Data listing
++++++

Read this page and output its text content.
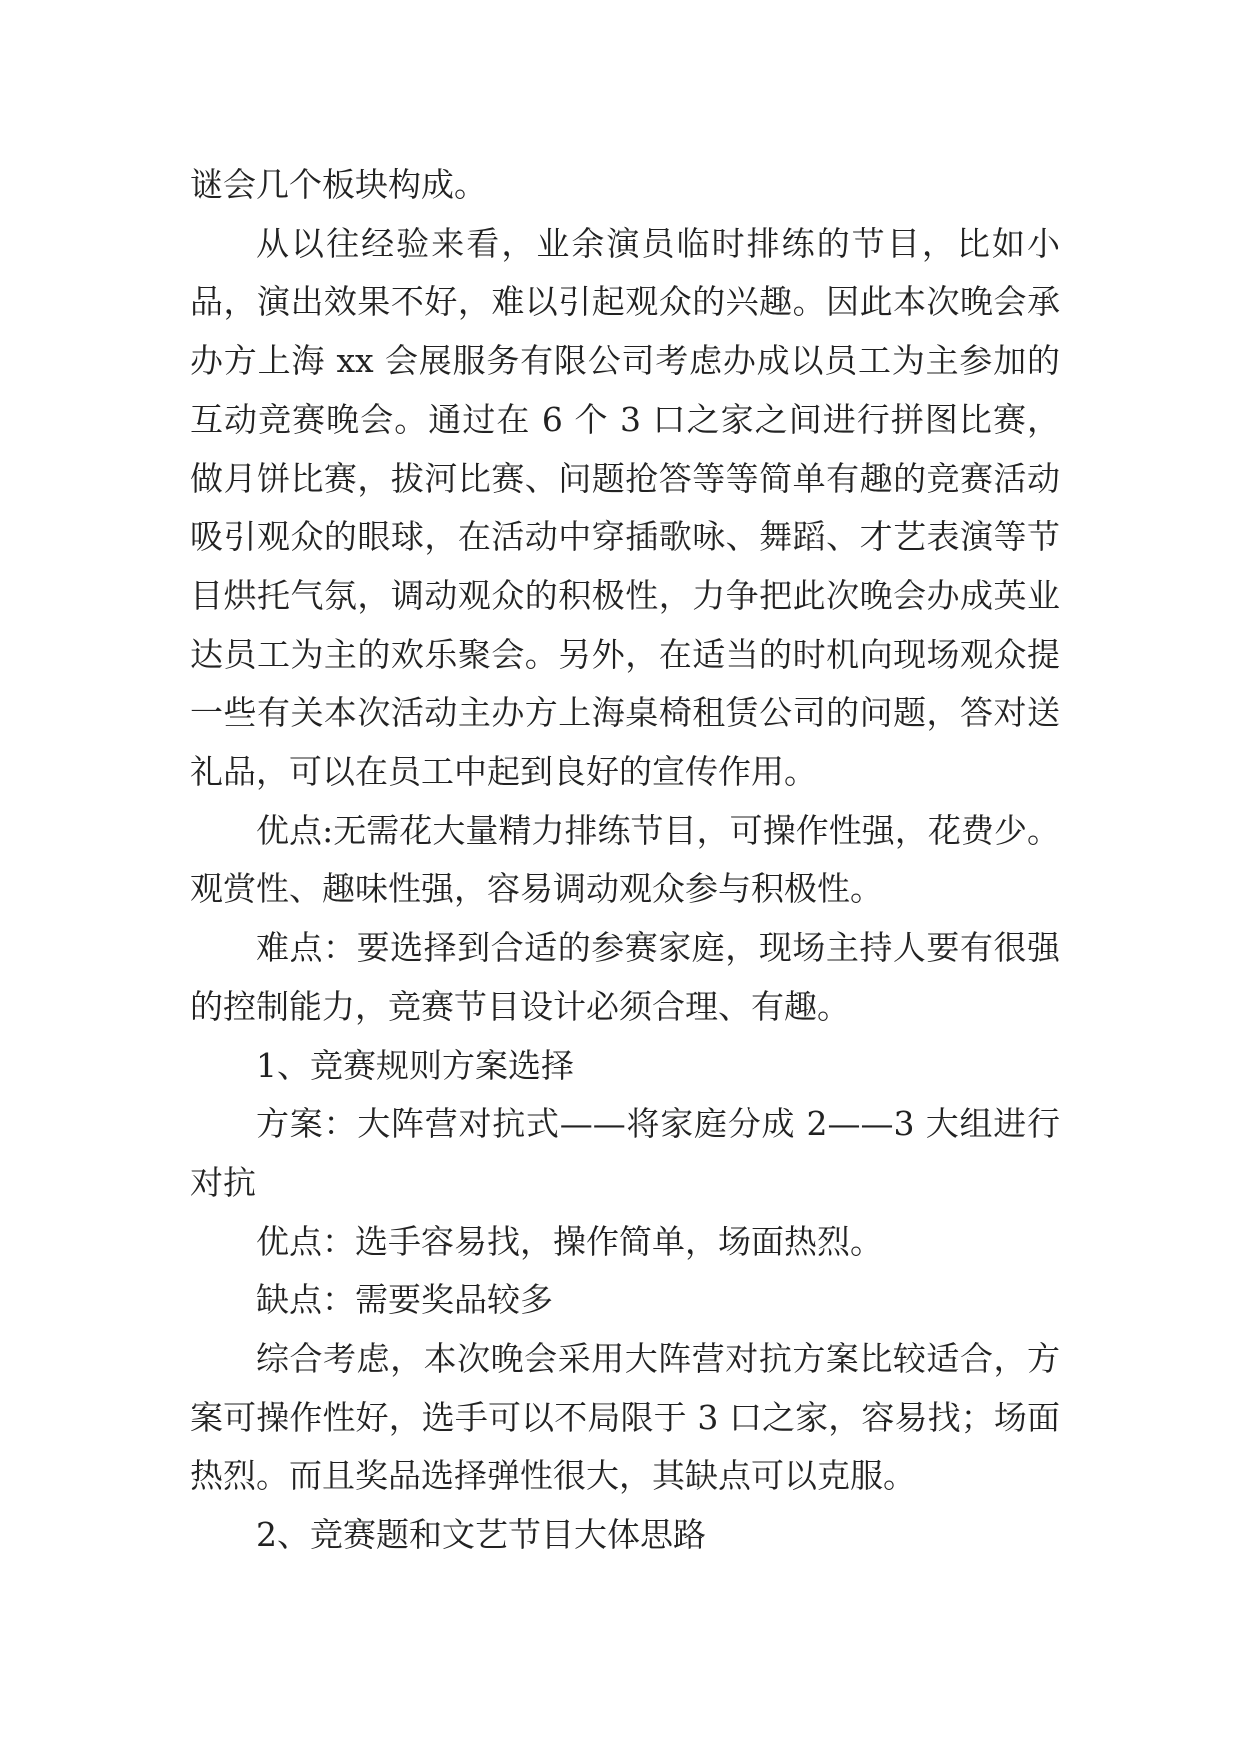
谜会几个板块构成。

从以往经验来看，业余演员临时排练的节目，比如小品，演出效果不好，难以引起观众的兴趣。因此本次晚会承办方上海 xx 会展服务有限公司考虑办成以员工为主参加的互动竞赛晚会。通过在 6 个 3 口之家之间进行拼图比赛，做月饼比赛，拔河比赛、问题抢答等等简单有趣的竞赛活动吸引观众的眼球，在活动中穿插歌咏、舞蹈、才艺表演等节目烘托气氛，调动观众的积极性，力争把此次晚会办成英业达员工为主的欢乐聚会。另外，在适当的时机向现场观众提一些有关本次活动主办方上海桌椅租赁公司的问题，答对送礼品，可以在员工中起到良好的宣传作用。

优点:无需花大量精力排练节目，可操作性强，花费少。观赏性、趣味性强，容易调动观众参与积极性。

难点：要选择到合适的参赛家庭，现场主持人要有很强的控制能力，竞赛节目设计必须合理、有趣。

1、竞赛规则方案选择

方案：大阵营对抗式——将家庭分成 2——3 大组进行对抗

优点：选手容易找，操作简单，场面热烈。

缺点：需要奖品较多

综合考虑，本次晚会采用大阵营对抗方案比较适合，方案可操作性好，选手可以不局限于 3 口之家，容易找；场面热烈。而且奖品选择弹性很大，其缺点可以克服。

2、竞赛题和文艺节目大体思路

++++++

Each entry must be retyped word for word, with every image omitted.

Read this page and output its text content.
谜会几个板块构成。

从以往经验来看，业余演员临时排练的节目，比如小品，演出效果不好，难以引起观众的兴趣。因此本次晚会承办方上海 xx 会展服务有限公司考虑办成以员工为主参加的互动竞赛晚会。通过在 6 个 3 口之家之间进行拼图比赛，做月饼比赛，拔河比赛、问题抢答等等简单有趣的竞赛活动吸引观众的眼球，在活动中穿插歌咏、舞蹈、才艺表演等节目烘托气氛，调动观众的积极性，力争把此次晚会办成英业达员工为主的欢乐聚会。另外，在适当的时机向现场观众提一些有关本次活动主办方上海桌椅租赁公司的问题，答对送礼品，可以在员工中起到良好的宣传作用。

优点:无需花大量精力排练节目，可操作性强，花费少。观赏性、趣味性强，容易调动观众参与积极性。

难点：要选择到合适的参赛家庭，现场主持人要有很强的控制能力，竞赛节目设计必须合理、有趣。

1、竞赛规则方案选择

方案：大阵营对抗式——将家庭分成 2——3 大组进行对抗

优点：选手容易找，操作简单，场面热烈。

缺点：需要奖品较多

综合考虑，本次晚会采用大阵营对抗方案比较适合，方案可操作性好，选手可以不局限于 3 口之家，容易找；场面热烈。而且奖品选择弹性很大，其缺点可以克服。

2、竞赛题和文艺节目大体思路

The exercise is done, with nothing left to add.